• Problem description: Transcribe all the entries word for word, skipping the pictures.

• Information provided:
::::::::

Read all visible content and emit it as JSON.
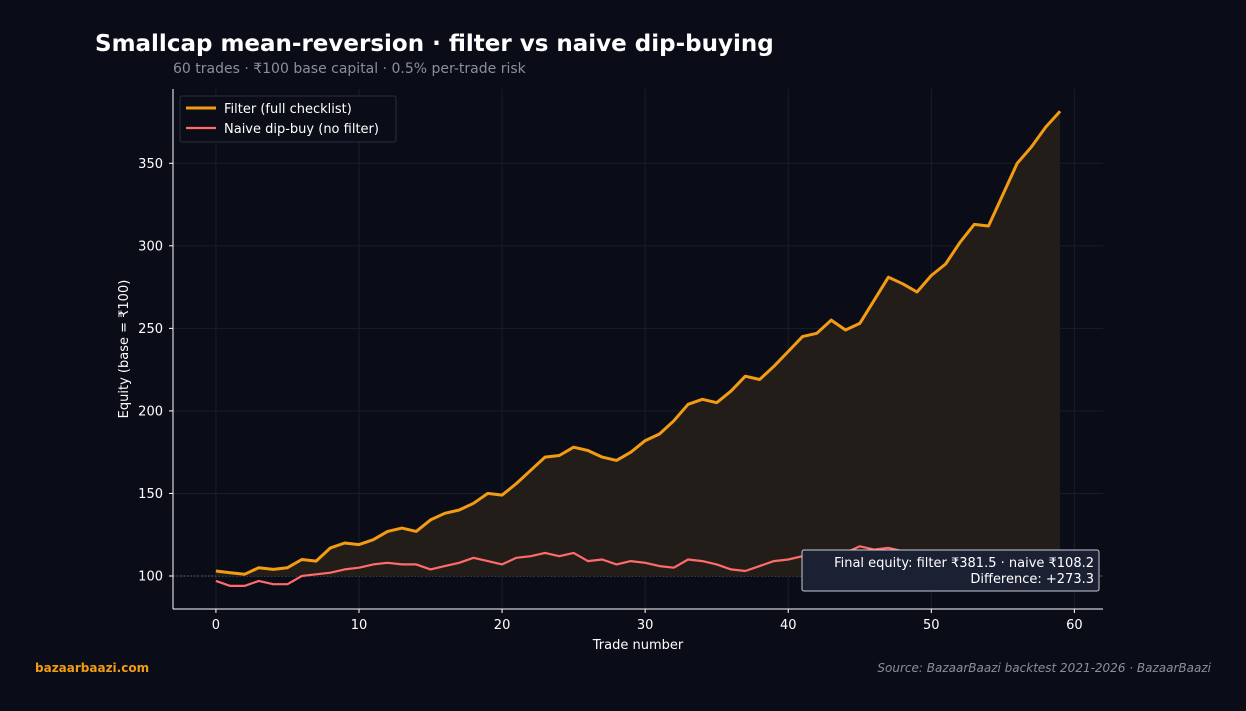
{
  "header": {
    "title": "Smallcap mean-reversion · filter vs naive dip-buying",
    "subtitle": "60 trades · ₹100 base capital · 0.5% per-trade risk"
  },
  "footer": {
    "brand": "bazaarbaazi.com",
    "source": "Source: BazaarBaazi backtest 2021-2026  ·  BazaarBaazi"
  },
  "colors": {
    "background": "#0a0d18",
    "filter": "#f39c12",
    "naive": "#ff6b6b",
    "fill": "#231d1a",
    "grid": "#1a1e2a",
    "text": "#ffffff",
    "muted": "#8a8f9e"
  },
  "chart_data": {
    "type": "line",
    "xlabel": "Trade number",
    "ylabel": "Equity (base = ₹100)",
    "xlim": [
      -3,
      62
    ],
    "ylim": [
      80,
      395
    ],
    "xticks": [
      0,
      10,
      20,
      30,
      40,
      50,
      60
    ],
    "yticks": [
      100,
      150,
      200,
      250,
      300,
      350
    ],
    "grid": true,
    "legend_position": "top-left",
    "baseline": 100,
    "series": [
      {
        "name": "Filter (full checklist)",
        "x": [
          0,
          1,
          2,
          3,
          4,
          5,
          6,
          7,
          8,
          9,
          10,
          11,
          12,
          13,
          14,
          15,
          16,
          17,
          18,
          19,
          20,
          21,
          22,
          23,
          24,
          25,
          26,
          27,
          28,
          29,
          30,
          31,
          32,
          33,
          34,
          35,
          36,
          37,
          38,
          39,
          40,
          41,
          42,
          43,
          44,
          45,
          46,
          47,
          48,
          49,
          50,
          51,
          52,
          53,
          54,
          55,
          56,
          57,
          58,
          59
        ],
        "values": [
          103,
          102,
          101,
          105,
          104,
          105,
          110,
          109,
          117,
          120,
          119,
          122,
          127,
          129,
          127,
          134,
          138,
          140,
          144,
          150,
          149,
          156,
          164,
          172,
          173,
          178,
          176,
          172,
          170,
          175,
          182,
          186,
          194,
          204,
          207,
          205,
          212,
          221,
          219,
          227,
          236,
          245,
          247,
          255,
          249,
          253,
          267,
          281,
          277,
          272,
          282,
          289,
          302,
          313,
          312,
          331,
          350,
          360,
          372,
          381.5
        ]
      },
      {
        "name": "Naive dip-buy (no filter)",
        "x": [
          0,
          1,
          2,
          3,
          4,
          5,
          6,
          7,
          8,
          9,
          10,
          11,
          12,
          13,
          14,
          15,
          16,
          17,
          18,
          19,
          20,
          21,
          22,
          23,
          24,
          25,
          26,
          27,
          28,
          29,
          30,
          31,
          32,
          33,
          34,
          35,
          36,
          37,
          38,
          39,
          40,
          41,
          42,
          43,
          44,
          45,
          46,
          47,
          48,
          49,
          50,
          51,
          52,
          53,
          54,
          55,
          56,
          57,
          58,
          59
        ],
        "values": [
          97,
          94,
          94,
          97,
          95,
          95,
          100,
          101,
          102,
          104,
          105,
          107,
          108,
          107,
          107,
          104,
          106,
          108,
          111,
          109,
          107,
          111,
          112,
          114,
          112,
          114,
          109,
          110,
          107,
          109,
          108,
          106,
          105,
          110,
          109,
          107,
          104,
          103,
          106,
          109,
          110,
          112,
          113,
          115,
          114,
          118,
          116,
          117,
          115,
          113,
          112,
          111,
          110,
          110,
          109,
          109,
          108,
          108,
          108,
          108.2
        ]
      }
    ],
    "annotation": {
      "line1": "Final equity: filter ₹381.5  ·  naive ₹108.2",
      "line2": "Difference: +273.3"
    }
  }
}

::::::::

• Finished task:
Read all visible content and emit it as JSON.
{
  "header": {
    "title": "Smallcap mean-reversion · filter vs naive dip-buying",
    "subtitle": "60 trades · ₹100 base capital · 0.5% per-trade risk"
  },
  "footer": {
    "brand": "bazaarbaazi.com",
    "source": "Source: BazaarBaazi backtest 2021-2026  ·  BazaarBaazi"
  },
  "colors": {
    "background": "#0a0d18",
    "filter": "#f39c12",
    "naive": "#ff6b6b",
    "fill": "#231d1a",
    "grid": "#1a1e2a",
    "text": "#ffffff",
    "muted": "#8a8f9e"
  },
  "chart_data": {
    "type": "line",
    "xlabel": "Trade number",
    "ylabel": "Equity (base = ₹100)",
    "xlim": [
      -3,
      62
    ],
    "ylim": [
      80,
      395
    ],
    "xticks": [
      0,
      10,
      20,
      30,
      40,
      50,
      60
    ],
    "yticks": [
      100,
      150,
      200,
      250,
      300,
      350
    ],
    "grid": true,
    "legend_position": "top-left",
    "baseline": 100,
    "series": [
      {
        "name": "Filter (full checklist)",
        "x": [
          0,
          1,
          2,
          3,
          4,
          5,
          6,
          7,
          8,
          9,
          10,
          11,
          12,
          13,
          14,
          15,
          16,
          17,
          18,
          19,
          20,
          21,
          22,
          23,
          24,
          25,
          26,
          27,
          28,
          29,
          30,
          31,
          32,
          33,
          34,
          35,
          36,
          37,
          38,
          39,
          40,
          41,
          42,
          43,
          44,
          45,
          46,
          47,
          48,
          49,
          50,
          51,
          52,
          53,
          54,
          55,
          56,
          57,
          58,
          59
        ],
        "values": [
          103,
          102,
          101,
          105,
          104,
          105,
          110,
          109,
          117,
          120,
          119,
          122,
          127,
          129,
          127,
          134,
          138,
          140,
          144,
          150,
          149,
          156,
          164,
          172,
          173,
          178,
          176,
          172,
          170,
          175,
          182,
          186,
          194,
          204,
          207,
          205,
          212,
          221,
          219,
          227,
          236,
          245,
          247,
          255,
          249,
          253,
          267,
          281,
          277,
          272,
          282,
          289,
          302,
          313,
          312,
          331,
          350,
          360,
          372,
          381.5
        ]
      },
      {
        "name": "Naive dip-buy (no filter)",
        "x": [
          0,
          1,
          2,
          3,
          4,
          5,
          6,
          7,
          8,
          9,
          10,
          11,
          12,
          13,
          14,
          15,
          16,
          17,
          18,
          19,
          20,
          21,
          22,
          23,
          24,
          25,
          26,
          27,
          28,
          29,
          30,
          31,
          32,
          33,
          34,
          35,
          36,
          37,
          38,
          39,
          40,
          41,
          42,
          43,
          44,
          45,
          46,
          47,
          48,
          49,
          50,
          51,
          52,
          53,
          54,
          55,
          56,
          57,
          58,
          59
        ],
        "values": [
          97,
          94,
          94,
          97,
          95,
          95,
          100,
          101,
          102,
          104,
          105,
          107,
          108,
          107,
          107,
          104,
          106,
          108,
          111,
          109,
          107,
          111,
          112,
          114,
          112,
          114,
          109,
          110,
          107,
          109,
          108,
          106,
          105,
          110,
          109,
          107,
          104,
          103,
          106,
          109,
          110,
          112,
          113,
          115,
          114,
          118,
          116,
          117,
          115,
          113,
          112,
          111,
          110,
          110,
          109,
          109,
          108,
          108,
          108,
          108.2
        ]
      }
    ],
    "annotation": {
      "line1": "Final equity: filter ₹381.5  ·  naive ₹108.2",
      "line2": "Difference: +273.3"
    }
  }
}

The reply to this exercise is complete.